Stored records:
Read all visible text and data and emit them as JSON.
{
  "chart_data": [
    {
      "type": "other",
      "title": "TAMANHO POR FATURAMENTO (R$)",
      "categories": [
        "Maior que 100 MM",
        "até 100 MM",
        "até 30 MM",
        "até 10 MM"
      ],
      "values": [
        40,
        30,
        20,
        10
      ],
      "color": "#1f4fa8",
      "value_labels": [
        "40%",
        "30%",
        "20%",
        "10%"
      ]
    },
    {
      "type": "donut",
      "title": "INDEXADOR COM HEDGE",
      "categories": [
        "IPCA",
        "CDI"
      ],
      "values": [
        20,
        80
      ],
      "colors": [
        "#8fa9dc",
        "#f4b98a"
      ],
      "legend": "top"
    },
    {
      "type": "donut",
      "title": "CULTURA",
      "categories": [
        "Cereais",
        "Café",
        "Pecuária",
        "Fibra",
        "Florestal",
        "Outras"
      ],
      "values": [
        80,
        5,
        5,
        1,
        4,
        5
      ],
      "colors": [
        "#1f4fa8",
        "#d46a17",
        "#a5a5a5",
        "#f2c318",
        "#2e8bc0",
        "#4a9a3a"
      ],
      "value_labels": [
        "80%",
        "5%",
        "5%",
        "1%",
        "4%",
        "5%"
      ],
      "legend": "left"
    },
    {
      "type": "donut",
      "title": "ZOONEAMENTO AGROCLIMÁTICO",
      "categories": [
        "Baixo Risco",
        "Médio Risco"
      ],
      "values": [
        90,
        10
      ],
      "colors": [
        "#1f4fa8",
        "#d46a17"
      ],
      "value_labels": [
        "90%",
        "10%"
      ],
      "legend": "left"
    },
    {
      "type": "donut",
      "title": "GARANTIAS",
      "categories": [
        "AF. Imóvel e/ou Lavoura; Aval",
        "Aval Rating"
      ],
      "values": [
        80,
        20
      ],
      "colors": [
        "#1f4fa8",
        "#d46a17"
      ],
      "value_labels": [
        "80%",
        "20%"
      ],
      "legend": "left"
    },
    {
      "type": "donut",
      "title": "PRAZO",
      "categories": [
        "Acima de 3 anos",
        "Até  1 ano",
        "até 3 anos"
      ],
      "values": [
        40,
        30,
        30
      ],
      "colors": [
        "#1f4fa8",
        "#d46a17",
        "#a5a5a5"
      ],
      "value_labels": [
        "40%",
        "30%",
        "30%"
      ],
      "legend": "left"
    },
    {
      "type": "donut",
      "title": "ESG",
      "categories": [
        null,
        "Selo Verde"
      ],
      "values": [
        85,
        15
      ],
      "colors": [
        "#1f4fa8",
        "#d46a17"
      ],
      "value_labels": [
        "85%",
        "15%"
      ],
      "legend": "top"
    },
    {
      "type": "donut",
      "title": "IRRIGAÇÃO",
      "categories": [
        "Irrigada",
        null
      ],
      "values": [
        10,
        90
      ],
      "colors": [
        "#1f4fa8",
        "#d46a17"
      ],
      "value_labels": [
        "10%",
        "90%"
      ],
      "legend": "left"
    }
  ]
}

Problem to solve
Retype the records in full. Keep every line identical to the original.

Solution below
Read all visible text and data and emit them as JSON.
{
  "chart_data": [
    {
      "type": "other",
      "title": "TAMANHO POR FATURAMENTO (R$)",
      "categories": [
        "Maior que 100 MM",
        "até 100 MM",
        "até 30 MM",
        "até 10 MM"
      ],
      "values": [
        40,
        30,
        20,
        10
      ],
      "color": "#1f4fa8",
      "value_labels": [
        "40%",
        "30%",
        "20%",
        "10%"
      ]
    },
    {
      "type": "donut",
      "title": "INDEXADOR COM HEDGE",
      "categories": [
        "IPCA",
        "CDI"
      ],
      "values": [
        20,
        80
      ],
      "colors": [
        "#8fa9dc",
        "#f4b98a"
      ],
      "legend": "top"
    },
    {
      "type": "donut",
      "title": "CULTURA",
      "categories": [
        "Cereais",
        "Café",
        "Pecuária",
        "Fibra",
        "Florestal",
        "Outras"
      ],
      "values": [
        80,
        5,
        5,
        1,
        4,
        5
      ],
      "colors": [
        "#1f4fa8",
        "#d46a17",
        "#a5a5a5",
        "#f2c318",
        "#2e8bc0",
        "#4a9a3a"
      ],
      "value_labels": [
        "80%",
        "5%",
        "5%",
        "1%",
        "4%",
        "5%"
      ],
      "legend": "left"
    },
    {
      "type": "donut",
      "title": "ZOONEAMENTO AGROCLIMÁTICO",
      "categories": [
        "Baixo Risco",
        "Médio Risco"
      ],
      "values": [
        90,
        10
      ],
      "colors": [
        "#1f4fa8",
        "#d46a17"
      ],
      "value_labels": [
        "90%",
        "10%"
      ],
      "legend": "left"
    },
    {
      "type": "donut",
      "title": "GARANTIAS",
      "categories": [
        "AF. Imóvel e/ou Lavoura; Aval",
        "Aval Rating"
      ],
      "values": [
        80,
        20
      ],
      "colors": [
        "#1f4fa8",
        "#d46a17"
      ],
      "value_labels": [
        "80%",
        "20%"
      ],
      "legend": "left"
    },
    {
      "type": "donut",
      "title": "PRAZO",
      "categories": [
        "Acima de 3 anos",
        "Até  1 ano",
        "até 3 anos"
      ],
      "values": [
        40,
        30,
        30
      ],
      "colors": [
        "#1f4fa8",
        "#d46a17",
        "#a5a5a5"
      ],
      "value_labels": [
        "40%",
        "30%",
        "30%"
      ],
      "legend": "left"
    },
    {
      "type": "donut",
      "title": "ESG",
      "categories": [
        null,
        "Selo Verde"
      ],
      "values": [
        85,
        15
      ],
      "colors": [
        "#1f4fa8",
        "#d46a17"
      ],
      "value_labels": [
        "85%",
        "15%"
      ],
      "legend": "top"
    },
    {
      "type": "donut",
      "title": "IRRIGAÇÃO",
      "categories": [
        "Irrigada",
        null
      ],
      "values": [
        10,
        90
      ],
      "colors": [
        "#1f4fa8",
        "#d46a17"
      ],
      "value_labels": [
        "10%",
        "90%"
      ],
      "legend": "left"
    }
  ]
}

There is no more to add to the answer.